- **Written request**
Return every line of the data below that includes the string "September".

[Dataset items]
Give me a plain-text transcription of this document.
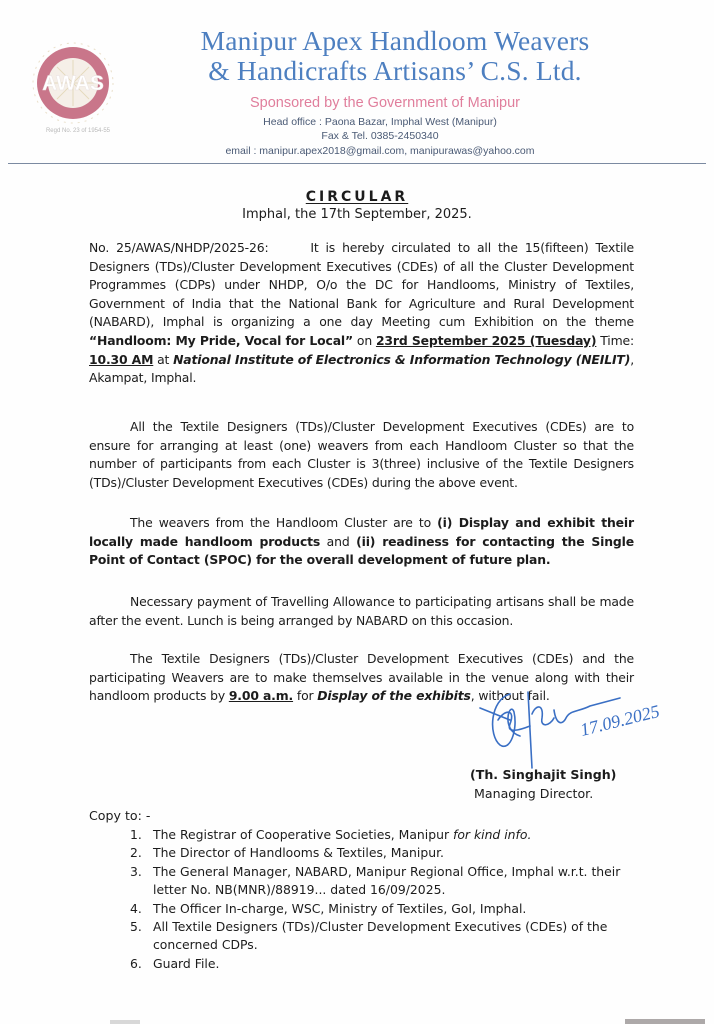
AWAS
Regd No. 23 of 1954-55
Manipur Apex Handloom Weavers
& Handicrafts Artisans’ C.S. Ltd.
Sponsored by the Government of Manipur
Head office : Paona Bazar, Imphal West (Manipur)
Fax & Tel. 0385-2450340
email : manipur.apex2018@gmail.com, manipurawas@yahoo.com
CIRCULAR
Imphal, the 17th September, 2025.
No. 25/AWAS/NHDP/2025-26:	It is hereby circulated to all the 15(fifteen) Textile Designers (TDs)/Cluster Development Executives (CDEs) of all the Cluster Development Programmes (CDPs) under NHDP, O/o the DC for Handlooms, Ministry of Textiles, Government of India that the National Bank for Agriculture and Rural Development (NABARD), Imphal is organizing a one day Meeting cum Exhibition on the theme “Handloom: My Pride, Vocal for Local” on 23rd September 2025 (Tuesday) Time: 10.30 AM at National Institute of Electronics & Information Technology (NEILIT), Akampat, Imphal.
All the Textile Designers (TDs)/Cluster Development Executives (CDEs) are to ensure for arranging at least (one) weavers from each Handloom Cluster so that the number of participants from each Cluster is 3(three) inclusive of the Textile Designers (TDs)/Cluster Development Executives (CDEs) during the above event.
The weavers from the Handloom Cluster are to (i) Display and exhibit their locally made handloom products and (ii) readiness for contacting the Single Point of Contact (SPOC) for the overall development of future plan.
Necessary payment of Travelling Allowance to participating artisans shall be made after the event. Lunch is being arranged by NABARD on this occasion.
The Textile Designers (TDs)/Cluster Development Executives (CDEs) and the participating Weavers are to make themselves available in the venue along with their handloom products by 9.00 a.m. for Display of the exhibits, without fail.
17.09.2025
(Th. Singhajit Singh)
Managing Director.
Copy to: -
1. The Registrar of Cooperative Societies, Manipur for kind info.
2. The Director of Handlooms & Textiles, Manipur.
3. The General Manager, NABARD, Manipur Regional Office, Imphal w.r.t. their letter No. NB(MNR)/88919... dated 16/09/2025.
4. The Officer In-charge, WSC, Ministry of Textiles, GoI, Imphal.
5. All Textile Designers (TDs)/Cluster Development Executives (CDEs) of the concerned CDPs.
6. Guard File.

- **Output for this exercise**
Imphal, the 17th September, 2025.
No. 25/AWAS/NHDP/2025-26:	It is hereby circulated to all the 15(fifteen) Textile Designers (TDs)/Cluster Development Executives (CDEs) of all the Cluster Development Programmes (CDPs) under NHDP, O/o the DC for Handlooms, Ministry of Textiles, Government of India that the National Bank for Agriculture and Rural Development (NABARD), Imphal is organizing a one day Meeting cum Exhibition on the theme “Handloom: My Pride, Vocal for Local” on 23rd September 2025 (Tuesday) Time: 10.30 AM at National Institute of Electronics & Information Technology (NEILIT), Akampat, Imphal.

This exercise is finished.